**Exercise objective**
Each line containing the word "title" must be collected.

**Excerpted data**
-- -- --
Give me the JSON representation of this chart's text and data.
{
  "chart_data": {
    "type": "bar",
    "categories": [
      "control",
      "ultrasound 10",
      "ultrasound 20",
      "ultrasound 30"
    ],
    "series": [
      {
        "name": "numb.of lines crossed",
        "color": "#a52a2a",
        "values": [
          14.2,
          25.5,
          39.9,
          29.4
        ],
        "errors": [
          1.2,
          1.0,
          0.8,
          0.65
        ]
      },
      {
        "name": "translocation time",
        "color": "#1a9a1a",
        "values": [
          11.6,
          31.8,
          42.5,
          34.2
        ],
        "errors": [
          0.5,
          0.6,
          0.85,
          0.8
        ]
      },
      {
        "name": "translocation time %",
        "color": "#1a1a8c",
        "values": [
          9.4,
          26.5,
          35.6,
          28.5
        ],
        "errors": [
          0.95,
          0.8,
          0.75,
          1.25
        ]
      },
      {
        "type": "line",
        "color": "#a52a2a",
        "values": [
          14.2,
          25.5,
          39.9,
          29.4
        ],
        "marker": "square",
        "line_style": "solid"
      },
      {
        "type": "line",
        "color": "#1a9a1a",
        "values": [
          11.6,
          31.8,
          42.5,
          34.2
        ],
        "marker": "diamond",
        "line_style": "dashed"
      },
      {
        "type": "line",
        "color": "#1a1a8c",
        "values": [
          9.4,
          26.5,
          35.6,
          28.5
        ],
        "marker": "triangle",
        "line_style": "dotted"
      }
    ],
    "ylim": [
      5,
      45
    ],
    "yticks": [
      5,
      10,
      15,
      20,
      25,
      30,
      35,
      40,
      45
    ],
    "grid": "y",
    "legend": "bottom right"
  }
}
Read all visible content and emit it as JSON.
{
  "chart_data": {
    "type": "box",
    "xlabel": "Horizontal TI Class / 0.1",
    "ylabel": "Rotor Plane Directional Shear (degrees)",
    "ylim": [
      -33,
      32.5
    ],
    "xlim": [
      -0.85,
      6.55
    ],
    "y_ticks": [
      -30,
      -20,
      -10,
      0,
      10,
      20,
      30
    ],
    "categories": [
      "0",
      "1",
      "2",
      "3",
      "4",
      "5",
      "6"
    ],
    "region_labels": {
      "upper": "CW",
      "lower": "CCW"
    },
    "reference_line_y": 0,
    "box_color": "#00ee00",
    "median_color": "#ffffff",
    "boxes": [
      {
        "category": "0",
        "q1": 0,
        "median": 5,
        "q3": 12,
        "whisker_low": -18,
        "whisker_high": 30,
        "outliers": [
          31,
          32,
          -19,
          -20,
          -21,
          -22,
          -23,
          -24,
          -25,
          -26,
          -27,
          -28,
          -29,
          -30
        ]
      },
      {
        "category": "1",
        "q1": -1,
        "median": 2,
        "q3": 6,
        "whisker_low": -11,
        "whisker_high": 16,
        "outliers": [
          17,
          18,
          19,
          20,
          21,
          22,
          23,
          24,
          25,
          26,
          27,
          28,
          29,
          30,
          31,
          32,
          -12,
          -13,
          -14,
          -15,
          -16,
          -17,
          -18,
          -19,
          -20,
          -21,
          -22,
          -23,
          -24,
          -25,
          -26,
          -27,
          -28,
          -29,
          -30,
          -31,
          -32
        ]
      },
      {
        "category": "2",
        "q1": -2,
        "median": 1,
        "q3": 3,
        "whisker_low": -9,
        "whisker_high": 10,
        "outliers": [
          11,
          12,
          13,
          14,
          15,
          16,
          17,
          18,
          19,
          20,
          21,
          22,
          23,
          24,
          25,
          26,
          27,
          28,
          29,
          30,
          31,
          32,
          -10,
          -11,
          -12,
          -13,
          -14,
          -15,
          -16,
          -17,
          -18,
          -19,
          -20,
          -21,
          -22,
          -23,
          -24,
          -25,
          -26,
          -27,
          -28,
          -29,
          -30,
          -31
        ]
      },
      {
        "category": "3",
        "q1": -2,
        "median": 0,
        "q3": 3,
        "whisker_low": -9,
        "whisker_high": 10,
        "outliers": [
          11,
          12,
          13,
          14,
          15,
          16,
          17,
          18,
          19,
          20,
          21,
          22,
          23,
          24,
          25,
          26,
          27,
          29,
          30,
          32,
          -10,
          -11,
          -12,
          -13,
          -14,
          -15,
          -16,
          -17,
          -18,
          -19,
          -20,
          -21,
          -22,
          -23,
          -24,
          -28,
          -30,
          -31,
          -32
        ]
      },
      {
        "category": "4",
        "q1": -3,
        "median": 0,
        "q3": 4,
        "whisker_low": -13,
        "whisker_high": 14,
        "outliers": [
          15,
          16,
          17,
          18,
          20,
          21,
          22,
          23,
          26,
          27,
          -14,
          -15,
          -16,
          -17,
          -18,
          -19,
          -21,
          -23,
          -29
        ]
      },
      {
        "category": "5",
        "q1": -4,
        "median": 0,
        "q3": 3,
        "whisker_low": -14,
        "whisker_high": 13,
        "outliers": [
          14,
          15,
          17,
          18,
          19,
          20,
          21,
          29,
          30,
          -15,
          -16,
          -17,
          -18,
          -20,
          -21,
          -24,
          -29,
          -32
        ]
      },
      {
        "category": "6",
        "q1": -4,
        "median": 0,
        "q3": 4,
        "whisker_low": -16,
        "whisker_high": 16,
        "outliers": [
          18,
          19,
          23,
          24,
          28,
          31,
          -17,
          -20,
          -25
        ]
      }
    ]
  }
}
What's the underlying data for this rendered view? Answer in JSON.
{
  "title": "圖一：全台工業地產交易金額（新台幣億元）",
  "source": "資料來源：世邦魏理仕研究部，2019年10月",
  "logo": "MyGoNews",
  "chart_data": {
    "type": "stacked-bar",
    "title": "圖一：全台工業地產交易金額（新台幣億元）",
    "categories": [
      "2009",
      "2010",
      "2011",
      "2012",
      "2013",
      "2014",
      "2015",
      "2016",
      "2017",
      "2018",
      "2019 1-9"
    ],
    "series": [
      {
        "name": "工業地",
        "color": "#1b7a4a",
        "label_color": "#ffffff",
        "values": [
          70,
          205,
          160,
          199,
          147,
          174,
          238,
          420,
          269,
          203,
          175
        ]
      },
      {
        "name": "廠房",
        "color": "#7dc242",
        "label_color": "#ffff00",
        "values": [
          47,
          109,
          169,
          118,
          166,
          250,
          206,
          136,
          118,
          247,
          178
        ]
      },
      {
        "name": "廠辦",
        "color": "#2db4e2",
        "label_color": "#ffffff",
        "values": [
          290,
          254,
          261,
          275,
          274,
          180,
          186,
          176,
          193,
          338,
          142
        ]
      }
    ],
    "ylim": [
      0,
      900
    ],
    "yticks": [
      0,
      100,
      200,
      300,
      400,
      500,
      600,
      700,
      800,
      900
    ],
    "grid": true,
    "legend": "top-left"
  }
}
-- -- --
**Right answer**
  "title": "圖一：全台工業地產交易金額（新台幣億元）",
    "title": "圖一：全台工業地產交易金額（新台幣億元）",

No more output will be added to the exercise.